━━ Dataset content

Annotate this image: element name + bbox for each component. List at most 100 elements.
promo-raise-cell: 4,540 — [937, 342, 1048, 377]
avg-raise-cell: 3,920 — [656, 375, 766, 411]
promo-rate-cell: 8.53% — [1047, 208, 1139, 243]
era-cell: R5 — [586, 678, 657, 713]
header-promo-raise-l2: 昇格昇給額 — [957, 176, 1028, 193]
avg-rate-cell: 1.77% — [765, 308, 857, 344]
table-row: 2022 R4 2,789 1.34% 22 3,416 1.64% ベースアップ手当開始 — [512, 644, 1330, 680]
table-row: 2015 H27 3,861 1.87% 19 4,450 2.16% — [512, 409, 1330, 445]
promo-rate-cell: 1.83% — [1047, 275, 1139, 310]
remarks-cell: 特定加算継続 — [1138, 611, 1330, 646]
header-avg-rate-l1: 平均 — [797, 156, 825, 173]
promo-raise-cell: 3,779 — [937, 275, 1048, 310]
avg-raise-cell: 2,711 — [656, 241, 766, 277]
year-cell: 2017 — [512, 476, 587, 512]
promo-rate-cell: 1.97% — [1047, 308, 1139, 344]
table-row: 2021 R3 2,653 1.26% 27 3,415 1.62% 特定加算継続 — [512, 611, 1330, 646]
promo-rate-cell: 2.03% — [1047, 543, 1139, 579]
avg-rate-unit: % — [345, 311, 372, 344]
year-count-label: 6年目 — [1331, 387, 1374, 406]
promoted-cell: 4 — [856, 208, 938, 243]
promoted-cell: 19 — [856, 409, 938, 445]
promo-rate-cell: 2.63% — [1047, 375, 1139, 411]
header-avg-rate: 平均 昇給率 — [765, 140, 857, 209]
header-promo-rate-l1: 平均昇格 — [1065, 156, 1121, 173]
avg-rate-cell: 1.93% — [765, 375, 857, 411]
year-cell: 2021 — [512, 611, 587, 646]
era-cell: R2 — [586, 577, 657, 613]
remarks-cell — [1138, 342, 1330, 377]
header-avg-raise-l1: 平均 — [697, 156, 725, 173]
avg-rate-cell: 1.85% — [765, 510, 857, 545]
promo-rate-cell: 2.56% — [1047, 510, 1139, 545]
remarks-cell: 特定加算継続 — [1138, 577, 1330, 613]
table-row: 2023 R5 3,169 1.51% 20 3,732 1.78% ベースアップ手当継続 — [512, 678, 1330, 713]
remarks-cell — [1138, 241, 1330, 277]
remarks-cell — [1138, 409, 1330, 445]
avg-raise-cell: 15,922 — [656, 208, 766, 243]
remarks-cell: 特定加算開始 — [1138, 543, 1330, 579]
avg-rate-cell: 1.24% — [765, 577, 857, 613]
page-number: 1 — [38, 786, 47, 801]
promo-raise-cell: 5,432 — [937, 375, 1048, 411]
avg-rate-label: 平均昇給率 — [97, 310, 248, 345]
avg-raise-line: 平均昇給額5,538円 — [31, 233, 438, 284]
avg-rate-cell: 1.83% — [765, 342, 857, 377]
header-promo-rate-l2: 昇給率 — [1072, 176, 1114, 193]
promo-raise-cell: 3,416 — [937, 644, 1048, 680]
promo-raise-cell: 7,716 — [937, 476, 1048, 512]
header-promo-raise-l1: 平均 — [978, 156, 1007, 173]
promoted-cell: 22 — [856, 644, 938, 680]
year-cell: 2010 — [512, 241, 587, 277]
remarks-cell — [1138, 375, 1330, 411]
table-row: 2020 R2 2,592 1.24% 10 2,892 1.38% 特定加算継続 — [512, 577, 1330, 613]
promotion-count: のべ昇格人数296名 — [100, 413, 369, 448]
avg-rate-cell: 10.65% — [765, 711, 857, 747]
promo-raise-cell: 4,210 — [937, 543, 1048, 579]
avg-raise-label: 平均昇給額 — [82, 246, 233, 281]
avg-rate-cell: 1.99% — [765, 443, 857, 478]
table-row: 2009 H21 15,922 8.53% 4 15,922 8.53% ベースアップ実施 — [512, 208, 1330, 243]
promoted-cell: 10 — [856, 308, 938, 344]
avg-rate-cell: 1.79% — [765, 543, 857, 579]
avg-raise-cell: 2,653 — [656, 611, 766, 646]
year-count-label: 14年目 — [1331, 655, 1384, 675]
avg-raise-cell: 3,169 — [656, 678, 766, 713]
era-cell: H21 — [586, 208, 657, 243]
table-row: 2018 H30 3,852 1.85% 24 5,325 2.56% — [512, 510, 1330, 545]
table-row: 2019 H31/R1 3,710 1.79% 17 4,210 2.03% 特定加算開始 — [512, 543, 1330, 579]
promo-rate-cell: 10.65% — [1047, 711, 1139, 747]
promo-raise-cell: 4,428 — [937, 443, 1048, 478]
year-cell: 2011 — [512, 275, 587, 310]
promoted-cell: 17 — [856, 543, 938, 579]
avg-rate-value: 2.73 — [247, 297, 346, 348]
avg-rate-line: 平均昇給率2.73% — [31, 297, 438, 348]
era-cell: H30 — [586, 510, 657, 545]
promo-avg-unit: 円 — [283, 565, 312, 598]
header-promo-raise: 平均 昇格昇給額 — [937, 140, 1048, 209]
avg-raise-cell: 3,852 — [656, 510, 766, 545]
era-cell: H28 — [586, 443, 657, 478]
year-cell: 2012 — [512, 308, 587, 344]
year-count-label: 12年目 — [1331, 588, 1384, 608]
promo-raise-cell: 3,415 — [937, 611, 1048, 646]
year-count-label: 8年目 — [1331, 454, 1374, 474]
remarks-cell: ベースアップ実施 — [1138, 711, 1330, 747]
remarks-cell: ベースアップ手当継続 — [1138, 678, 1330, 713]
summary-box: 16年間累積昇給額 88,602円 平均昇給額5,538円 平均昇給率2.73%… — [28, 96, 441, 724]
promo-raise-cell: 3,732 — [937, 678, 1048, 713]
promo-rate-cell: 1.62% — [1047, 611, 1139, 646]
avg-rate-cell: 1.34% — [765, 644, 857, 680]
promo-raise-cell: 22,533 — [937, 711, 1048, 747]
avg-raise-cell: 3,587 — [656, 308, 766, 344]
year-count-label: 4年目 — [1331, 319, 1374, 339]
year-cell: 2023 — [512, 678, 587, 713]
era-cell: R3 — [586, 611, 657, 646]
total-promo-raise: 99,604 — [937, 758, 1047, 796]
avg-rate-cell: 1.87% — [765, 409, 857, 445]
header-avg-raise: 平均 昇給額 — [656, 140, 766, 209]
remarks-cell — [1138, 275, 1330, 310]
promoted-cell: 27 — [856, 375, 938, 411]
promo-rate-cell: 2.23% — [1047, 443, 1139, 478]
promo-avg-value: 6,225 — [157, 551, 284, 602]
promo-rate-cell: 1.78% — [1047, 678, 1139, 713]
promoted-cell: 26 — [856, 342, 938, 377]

━━━━

Your goal:
Please turn every line in the rows above into a numbered list, leaving out any blank lines.

Written answer:
1. Annotate this image: element name + bbox for each component. List at most 100 elements.
2. promo-raise-cell: 4,540 — [937, 342, 1048, 377]
3. avg-raise-cell: 3,920 — [656, 375, 766, 411]
4. promo-rate-cell: 8.53% — [1047, 208, 1139, 243]
5. era-cell: R5 — [586, 678, 657, 713]
6. header-promo-raise-l2: 昇格昇給額 — [957, 176, 1028, 193]
7. avg-rate-cell: 1.77% — [765, 308, 857, 344]
8. table-row: 2022 R4 2,789 1.34% 22 3,416 1.64% ベースアップ手当開始 — [512, 644, 1330, 680]
9. table-row: 2015 H27 3,861 1.87% 19 4,450 2.16% — [512, 409, 1330, 445]
10. promo-rate-cell: 1.83% — [1047, 275, 1139, 310]
11. remarks-cell: 特定加算継続 — [1138, 611, 1330, 646]
12. header-avg-rate-l1: 平均 — [797, 156, 825, 173]
13. promo-raise-cell: 3,779 — [937, 275, 1048, 310]
14. avg-raise-cell: 2,711 — [656, 241, 766, 277]
15. year-cell: 2017 — [512, 476, 587, 512]
16. promo-rate-cell: 1.97% — [1047, 308, 1139, 344]
17. table-row: 2021 R3 2,653 1.26% 27 3,415 1.62% 特定加算継続 — [512, 611, 1330, 646]
18. promo-rate-cell: 2.03% — [1047, 543, 1139, 579]
19. avg-rate-unit: % — [345, 311, 372, 344]
20. year-count-label: 6年目 — [1331, 387, 1374, 406]
21. promoted-cell: 4 — [856, 208, 938, 243]
22. promoted-cell: 19 — [856, 409, 938, 445]
23. promo-rate-cell: 2.63% — [1047, 375, 1139, 411]
24. header-avg-rate: 平均 昇給率 — [765, 140, 857, 209]
25. header-promo-rate-l1: 平均昇格 — [1065, 156, 1121, 173]
26. avg-rate-cell: 1.93% — [765, 375, 857, 411]
27. year-cell: 2021 — [512, 611, 587, 646]
28. era-cell: R2 — [586, 577, 657, 613]
29. remarks-cell — [1138, 342, 1330, 377]
30. header-avg-raise-l1: 平均 — [697, 156, 725, 173]
31. avg-rate-cell: 1.85% — [765, 510, 857, 545]
32. promo-rate-cell: 2.56% — [1047, 510, 1139, 545]
33. remarks-cell: 特定加算継続 — [1138, 577, 1330, 613]
34. table-row: 2023 R5 3,169 1.51% 20 3,732 1.78% ベースアップ手当継続 — [512, 678, 1330, 713]
35. remarks-cell — [1138, 241, 1330, 277]
36. remarks-cell — [1138, 409, 1330, 445]
37. avg-raise-cell: 15,922 — [656, 208, 766, 243]
38. remarks-cell: 特定加算開始 — [1138, 543, 1330, 579]
39. avg-rate-cell: 1.24% — [765, 577, 857, 613]
40. page-number: 1 — [38, 786, 47, 801]
41. promo-raise-cell: 5,432 — [937, 375, 1048, 411]
42. avg-rate-label: 平均昇給率 — [97, 310, 248, 345]
43. avg-raise-line: 平均昇給額5,538円 — [31, 233, 438, 284]
44. avg-rate-cell: 1.83% — [765, 342, 857, 377]
45. header-promo-rate-l2: 昇給率 — [1072, 176, 1114, 193]
46. promo-raise-cell: 3,416 — [937, 644, 1048, 680]
47. promo-raise-cell: 7,716 — [937, 476, 1048, 512]
48. header-promo-raise-l1: 平均 — [978, 156, 1007, 173]
49. promoted-cell: 22 — [856, 644, 938, 680]
50. year-cell: 2010 — [512, 241, 587, 277]
51. remarks-cell — [1138, 375, 1330, 411]
52. table-row: 2020 R2 2,592 1.24% 10 2,892 1.38% 特定加算継続 — [512, 577, 1330, 613]
53. promotion-count: のべ昇格人数296名 — [100, 413, 369, 448]
54. avg-rate-cell: 10.65% — [765, 711, 857, 747]
55. promo-raise-cell: 4,210 — [937, 543, 1048, 579]
56. avg-raise-label: 平均昇給額 — [82, 246, 233, 281]
57. avg-rate-cell: 1.99% — [765, 443, 857, 478]
58. table-row: 2009 H21 15,922 8.53% 4 15,922 8.53% ベースアップ実施 — [512, 208, 1330, 243]
59. promoted-cell: 10 — [856, 308, 938, 344]
60. avg-rate-cell: 1.79% — [765, 543, 857, 579]
61. avg-raise-cell: 2,653 — [656, 611, 766, 646]
62. year-count-label: 14年目 — [1331, 655, 1384, 675]
63. avg-raise-cell: 3,169 — [656, 678, 766, 713]
64. era-cell: H21 — [586, 208, 657, 243]
65. table-row: 2018 H30 3,852 1.85% 24 5,325 2.56% — [512, 510, 1330, 545]
66. table-row: 2019 H31/R1 3,710 1.79% 17 4,210 2.03% 特定加算開始 — [512, 543, 1330, 579]
67. promo-rate-cell: 10.65% — [1047, 711, 1139, 747]
68. promo-raise-cell: 4,428 — [937, 443, 1048, 478]
69. year-cell: 2011 — [512, 275, 587, 310]
70. promoted-cell: 17 — [856, 543, 938, 579]
71. avg-rate-value: 2.73 — [247, 297, 346, 348]
72. avg-rate-line: 平均昇給率2.73% — [31, 297, 438, 348]
73. era-cell: H30 — [586, 510, 657, 545]
74. promo-avg-unit: 円 — [283, 565, 312, 598]
75. header-promo-raise: 平均 昇格昇給額 — [937, 140, 1048, 209]
76. avg-raise-cell: 3,852 — [656, 510, 766, 545]
77. era-cell: H28 — [586, 443, 657, 478]
78. year-cell: 2012 — [512, 308, 587, 344]
79. year-count-label: 12年目 — [1331, 588, 1384, 608]
80. promo-raise-cell: 3,415 — [937, 611, 1048, 646]
81. year-count-label: 8年目 — [1331, 454, 1374, 474]
82. remarks-cell: ベースアップ実施 — [1138, 711, 1330, 747]
83. remarks-cell: ベースアップ手当継続 — [1138, 678, 1330, 713]
84. summary-box: 16年間累積昇給額 88,602円 平均昇給額5,538円 平均昇給率2.73%… — [28, 96, 441, 724]
85. promo-raise-cell: 3,732 — [937, 678, 1048, 713]
86. promo-rate-cell: 1.62% — [1047, 611, 1139, 646]
87. avg-rate-cell: 1.34% — [765, 644, 857, 680]
88. promo-raise-cell: 22,533 — [937, 711, 1048, 747]
89. avg-raise-cell: 3,587 — [656, 308, 766, 344]
90. year-count-label: 4年目 — [1331, 319, 1374, 339]
91. year-cell: 2023 — [512, 678, 587, 713]
92. era-cell: R3 — [586, 611, 657, 646]
93. total-promo-raise: 99,604 — [937, 758, 1047, 796]
94. avg-rate-cell: 1.87% — [765, 409, 857, 445]
95. header-avg-raise: 平均 昇給額 — [656, 140, 766, 209]
96. remarks-cell — [1138, 275, 1330, 310]
97. promoted-cell: 27 — [856, 375, 938, 411]
98. promo-rate-cell: 2.23% — [1047, 443, 1139, 478]
99. promo-avg-value: 6,225 — [157, 551, 284, 602]
100. promo-rate-cell: 1.78% — [1047, 678, 1139, 713]
101. promoted-cell: 26 — [856, 342, 938, 377]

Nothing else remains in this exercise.